> **Document**:
* use-once-cleanup testing
@ 2006-01-14 0:05 Marcelo Tosatti
2006-01-14 4:52 ` Nick Piggin
0 siblings, 1 reply; 7+ messages in thread
From: Marcelo Tosatti @ 2006-01-14 0:05 UTC (permalink / raw)
To: akpm, Nick Piggin, Peter Zijlstra, Rik van Riel; +Cc: linux-mm
Hi folks,
Rik's use-once cleanup patch (1) gets rid of a nasty problem. The
use-once logic does not work for mmaped() files, due to the questionable
assumption that any referenced pages of such files should be held in
memory:
1 - http://lwn.net/Articles/134387/
static int shrink_list(struct list_head *page_list, struct scan_control *sc)
{
...
referenced = page_referenced(page, 1);
/* In active use or really unfreeable? Activate it. */
if (referenced && page_mapping_inuse(page))
goto activate_locked;
The page activation scheme relies on mark_page_accessed() (exported
function) to do the list move itself, which is the only way for in-cache
non mapped pages to be promoted to the active list.

> **Extracted records**:

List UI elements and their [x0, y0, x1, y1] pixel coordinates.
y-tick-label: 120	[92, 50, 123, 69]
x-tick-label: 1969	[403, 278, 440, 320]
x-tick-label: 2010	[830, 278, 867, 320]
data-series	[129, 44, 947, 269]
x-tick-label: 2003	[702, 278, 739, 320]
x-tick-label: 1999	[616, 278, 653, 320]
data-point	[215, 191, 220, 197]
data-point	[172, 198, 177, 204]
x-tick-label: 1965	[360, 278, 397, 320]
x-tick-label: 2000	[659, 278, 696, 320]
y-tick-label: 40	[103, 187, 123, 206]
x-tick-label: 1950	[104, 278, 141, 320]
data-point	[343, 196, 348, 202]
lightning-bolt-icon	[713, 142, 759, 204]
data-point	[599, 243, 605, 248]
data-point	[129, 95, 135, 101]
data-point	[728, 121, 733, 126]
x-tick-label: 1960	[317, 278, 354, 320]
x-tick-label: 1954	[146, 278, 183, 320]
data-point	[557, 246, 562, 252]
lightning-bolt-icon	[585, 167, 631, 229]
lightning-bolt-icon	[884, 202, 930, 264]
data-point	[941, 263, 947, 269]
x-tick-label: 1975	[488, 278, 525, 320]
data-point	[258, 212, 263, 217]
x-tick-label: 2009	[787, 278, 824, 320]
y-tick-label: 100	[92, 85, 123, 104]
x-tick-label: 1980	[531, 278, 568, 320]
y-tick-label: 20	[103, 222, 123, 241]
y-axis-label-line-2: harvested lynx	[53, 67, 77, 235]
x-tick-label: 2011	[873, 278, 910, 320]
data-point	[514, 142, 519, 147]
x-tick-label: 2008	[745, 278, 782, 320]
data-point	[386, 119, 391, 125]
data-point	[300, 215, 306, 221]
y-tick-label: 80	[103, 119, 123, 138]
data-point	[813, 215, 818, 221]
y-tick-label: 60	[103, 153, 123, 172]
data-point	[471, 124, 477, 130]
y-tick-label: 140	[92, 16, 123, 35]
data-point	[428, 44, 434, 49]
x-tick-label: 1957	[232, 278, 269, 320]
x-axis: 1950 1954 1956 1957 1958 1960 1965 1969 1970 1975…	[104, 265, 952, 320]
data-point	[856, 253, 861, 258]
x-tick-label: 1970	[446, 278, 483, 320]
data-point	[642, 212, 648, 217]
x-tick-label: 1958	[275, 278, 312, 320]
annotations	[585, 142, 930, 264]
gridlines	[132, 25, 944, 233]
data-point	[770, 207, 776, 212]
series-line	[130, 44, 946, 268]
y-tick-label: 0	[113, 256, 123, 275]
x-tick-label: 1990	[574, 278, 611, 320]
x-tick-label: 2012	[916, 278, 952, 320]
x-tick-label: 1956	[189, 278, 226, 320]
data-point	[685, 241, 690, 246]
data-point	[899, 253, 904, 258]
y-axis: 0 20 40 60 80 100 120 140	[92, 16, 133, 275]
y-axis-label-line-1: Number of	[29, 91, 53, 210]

> **What you have to do**: In the use-once cleanup email, which function does the page activation scheme rely on to move pages between lists?

> **Response to the exercise**: mark_page_accessed()